Peer-reviewed paper by Miles Brundage, Shahar Avin, Jack Clark, Helen Toner, Peter Eckersley, Ben Garfinkel, Allan Dafoe, Paul Scharre, Thomas Zeitzoff, Bobby Filar, Hyrum Anderson, Heather Roff, Gregory C. Allen, Jacob Steinhardt, Carrick Flynn, Seán Ó hÉigeartaigh, SJ Beard, Haydn Belfield, Sebastian Farquhar, Clare Lyle, Rebecca Crootof, Owain Evans, Michael Page, Joanna Bryson, Roman Yampolskiy, Dario Amodei
The United Kingdom Government released its AI regulation: A pro-innovation approach white paper on Wednesday 29th March. Research from CSER and the Leverhulme Centre for the Future of Intelligence (LCFI) was cited in the report, including The Malicious Use of AI, which Shahar Avin, Haydn Belfield, Sean O hEigeartaigh and SJ Beard contributed to, and Why and how government should monitor AI development by CSER alumna Jess Whittlestone and coauthor Jack Clark.
The white paper describes an agile, sector-specific approach to AI governance, adhering to five principles: safety, security and robustness, appropriate transparency and explainability, fairness, accountability and governance, and contestability and redress. The sector-specific approach will be combined with a central function to “coordinate, monitor and adapt the framework as a whole”.

THE RECORDS:
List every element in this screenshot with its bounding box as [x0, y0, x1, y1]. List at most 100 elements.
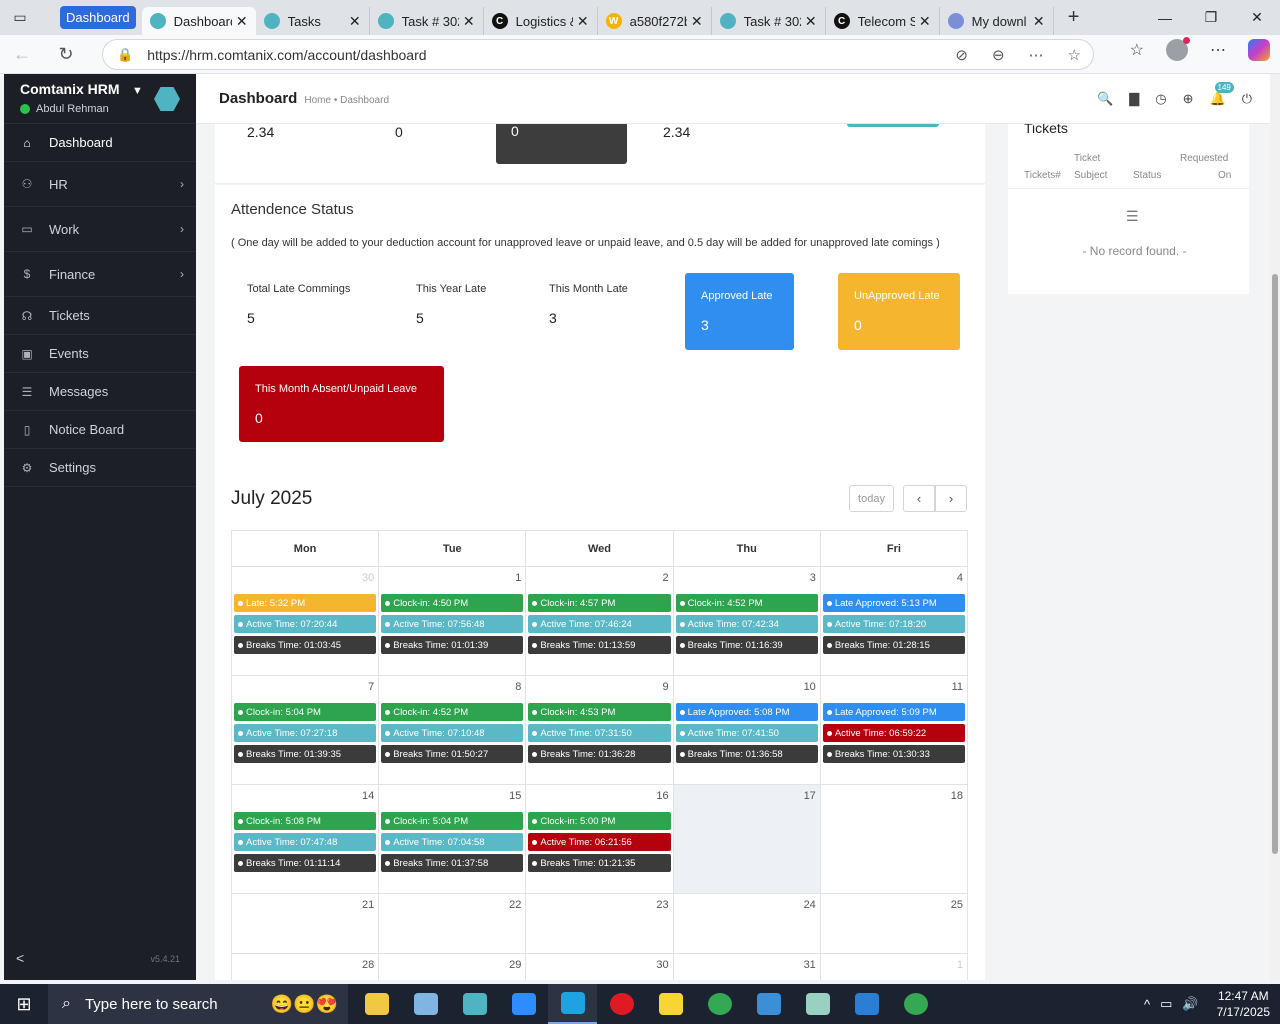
refresh-icon[interactable]: ↻ — [44, 44, 88, 65]
calendar-event-breaks[interactable]: Breaks Time: 01:50:27 — [381, 745, 524, 763]
taskbar-app-icon[interactable] — [793, 984, 842, 1024]
calendar-event-breaks[interactable]: Breaks Time: 01:36:28 — [528, 745, 671, 763]
calendar-event-breaks[interactable]: Breaks Time: 01:11:14 — [234, 854, 377, 872]
calendar-day-cell[interactable]: 18 — [821, 785, 967, 893]
calendar-day-number[interactable]: 30 — [656, 959, 668, 971]
sidebar-item-messages[interactable]: ☰ Messages — [4, 373, 196, 411]
calendar-day-number[interactable]: 28 — [362, 959, 374, 971]
calendar-day-number[interactable]: 8 — [515, 681, 521, 693]
profile-avatar[interactable] — [1166, 37, 1190, 61]
absent-unpaid-tile[interactable]: This Month Absent/Unpaid Leave 0 — [239, 366, 444, 442]
calendar-event-clockin[interactable]: Clock-in: 5:04 PM — [381, 812, 524, 830]
calendar-day-number[interactable]: 2 — [662, 572, 668, 584]
sidebar-item-hr[interactable]: ⚇ HR › — [4, 162, 196, 207]
taskbar-app-icon[interactable] — [597, 984, 646, 1024]
calendar-day-number[interactable]: 23 — [656, 899, 668, 911]
calendar-day-cell[interactable]: 29 — [379, 954, 527, 980]
calendar-day-cell[interactable]: 1 — [821, 954, 967, 980]
taskbar-app-icon[interactable] — [744, 984, 793, 1024]
clock-icon[interactable]: ◷ — [1155, 91, 1166, 107]
calendar-day-number[interactable]: 3 — [810, 572, 816, 584]
tickets-col-number[interactable]: Tickets# — [1024, 167, 1061, 184]
tab-group-label[interactable]: Dashboard — [60, 6, 136, 29]
copilot-icon[interactable] — [1248, 39, 1270, 61]
sidebar-item-tickets[interactable]: ☊ Tickets — [4, 297, 196, 335]
calendar-day-cell[interactable]: 16 Clock-in: 5:00 PM Active Time: 06:21:56… — [526, 785, 674, 893]
new-tab-icon[interactable]: + — [1054, 6, 1094, 29]
calendar-day-number[interactable]: 17 — [804, 790, 816, 802]
calendar-day-number[interactable]: 10 — [804, 681, 816, 693]
calendar-day-cell[interactable]: 4 Late Approved: 5:13 PM Active Time: 07:1… — [821, 567, 967, 675]
url-text[interactable]: https://hrm.comtanix.com/account/dashboa… — [147, 47, 426, 63]
sidebar-item-finance[interactable]: $ Finance › — [4, 252, 196, 297]
browser-tab[interactable]: C Telecom S ✕ — [826, 7, 940, 35]
close-tab-icon[interactable]: ✕ — [349, 13, 361, 30]
favorite-star-icon[interactable]: ☆ — [1068, 46, 1081, 64]
calendar-day-number[interactable]: 1 — [515, 572, 521, 584]
close-tab-icon[interactable]: ✕ — [805, 13, 817, 30]
calendar-event-clockin[interactable]: Clock-in: 4:52 PM — [675, 594, 818, 612]
taskbar-clock[interactable]: 12:47 AM 7/17/2025 — [1217, 988, 1270, 1020]
close-tab-icon[interactable]: ✕ — [691, 13, 703, 30]
tickets-col-requested-2[interactable]: On — [1218, 167, 1231, 184]
browser-tab[interactable]: C Logistics & ✕ — [484, 7, 598, 35]
browser-tab[interactable]: Dashboard ✕ — [141, 7, 256, 35]
calendar-event-active[interactable]: Active Time: 07:42:34 — [675, 615, 818, 633]
sidebar-item-work[interactable]: ▭ Work › — [4, 207, 196, 252]
calendar-event-active[interactable]: Active Time: 07:27:18 — [234, 724, 377, 742]
calendar-day-cell[interactable]: 11 Late Approved: 5:09 PM Active Time: 06:… — [821, 676, 967, 784]
calendar-day-cell[interactable]: 22 — [379, 894, 527, 953]
tickets-col-status[interactable]: Status — [1133, 167, 1161, 184]
taskbar-app-icon[interactable] — [499, 984, 548, 1024]
reader-icon[interactable]: ⋯ — [1029, 46, 1044, 64]
page-scrollbar[interactable] — [1270, 74, 1280, 980]
calendar-day-cell[interactable]: 3 Clock-in: 4:52 PM Active Time: 07:42:34 B… — [674, 567, 821, 675]
calendar-day-number[interactable]: 15 — [509, 790, 521, 802]
calendar-day-cell[interactable]: 21 — [232, 894, 380, 953]
calendar-day-cell[interactable]: 30 Late: 5:32 PM Active Time: 07:20:44 Brea… — [232, 567, 380, 675]
calendar-event-clockin[interactable]: Clock-in: 5:00 PM — [528, 812, 671, 830]
tray-chevron-icon[interactable]: ^ — [1144, 997, 1150, 1012]
lock-icon[interactable]: 🔒 — [117, 47, 133, 63]
calendar-day-cell[interactable]: 10 Late Approved: 5:08 PM Active Time: 07:… — [674, 676, 821, 784]
tickets-col-subject-2[interactable]: Subject — [1074, 167, 1107, 184]
calendar-event-clockin[interactable]: Clock-in: 4:52 PM — [381, 703, 524, 721]
calendar-day-number[interactable]: 21 — [362, 899, 374, 911]
calendar-day-number[interactable]: 18 — [951, 790, 963, 802]
calendar-day-cell[interactable]: 24 — [674, 894, 821, 953]
browser-tab[interactable]: Task # 302 ✕ — [712, 7, 826, 35]
calendar-event-approved[interactable]: Late Approved: 5:09 PM — [822, 703, 966, 721]
notification-bell-icon[interactable]: 🔔 149 — [1210, 81, 1234, 107]
sidebar-item-notice-board[interactable]: ▯ Notice Board — [4, 411, 196, 449]
calendar-event-clockin[interactable]: Clock-in: 4:53 PM — [528, 703, 671, 721]
calendar-event-active[interactable]: Active Time: 07:56:48 — [381, 615, 524, 633]
calendar-day-number[interactable]: 16 — [656, 790, 668, 802]
tracking-icon[interactable]: ⊘ — [955, 46, 968, 64]
app-name[interactable]: Comtanix HRM — [20, 81, 120, 97]
taskbar-app-icon[interactable] — [450, 984, 499, 1024]
logout-icon[interactable]: ⏻ — [1242, 91, 1252, 107]
calendar-event-clockin[interactable]: Clock-in: 5:04 PM — [234, 703, 377, 721]
calendar-event-breaks[interactable]: Breaks Time: 01:28:15 — [822, 636, 966, 654]
calendar-event-late[interactable]: Late: 5:32 PM — [234, 594, 377, 612]
calendar-day-cell[interactable]: 9 Clock-in: 4:53 PM Active Time: 07:31:50 B… — [526, 676, 674, 784]
taskbar-app-icon[interactable] — [695, 984, 744, 1024]
calendar-event-breaks[interactable]: Breaks Time: 01:37:58 — [381, 854, 524, 872]
approved-late-tile[interactable]: Approved Late 3 — [685, 273, 794, 350]
calendar-day-cell[interactable]: 25 — [821, 894, 967, 953]
minimize-icon[interactable]: — — [1142, 0, 1188, 35]
calendar-day-number[interactable]: 14 — [362, 790, 374, 802]
calendar-day-number[interactable]: 1 — [957, 959, 963, 971]
browser-tab[interactable]: Task # 302 ✕ — [370, 7, 484, 35]
browser-tab[interactable]: My downl ✕ — [940, 7, 1054, 35]
calendar-day-cell[interactable]: 31 — [674, 954, 821, 980]
network-icon[interactable]: ▭ — [1160, 996, 1172, 1012]
calendar-event-active[interactable]: Active Time: 07:41:50 — [675, 724, 818, 742]
calendar-day-number[interactable]: 24 — [804, 899, 816, 911]
calendar-event-approved[interactable]: Late Approved: 5:08 PM — [675, 703, 818, 721]
calendar-day-number[interactable]: 4 — [957, 572, 963, 584]
url-bar[interactable]: 🔒 https://hrm.comtanix.com/account/dashb… — [102, 39, 1094, 70]
calendar-day-number[interactable]: 31 — [804, 959, 816, 971]
close-tab-icon[interactable]: ✕ — [463, 13, 475, 30]
tab-actions-icon[interactable]: ▭ — [0, 0, 40, 35]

SET TASKS:
**A)** Answer these questions using the text on the UK AI regulation white paper:
(i) On what day and date did the United Kingdom Government release the white paper?
(ii) Who coauthored "Why and how government should monitor AI development" with Jess Whittlestone?
(iii) What will the sector-specific approach be combined with?
**B)** Quote the part of the rows that opens with the line containing "refresh-icon[interactable]: ↻ —" and closes with the line containing "taskbar-app-icon[interactable] — [793, 984, 842, 1024]", including both of those lines.

EXERCISE SOLUTIONS:
**A)**
(i) Wednesday 29th March.
(ii) Jack Clark.
(iii) A central function to "coordinate, monitor and adapt the framework as a whole."

**B)**
refresh-icon[interactable]: ↻ — [44, 44, 88, 65]
calendar-event-breaks[interactable]: Breaks Time: 01:50:27 — [381, 745, 524, 763]
taskbar-app-icon[interactable] — [793, 984, 842, 1024]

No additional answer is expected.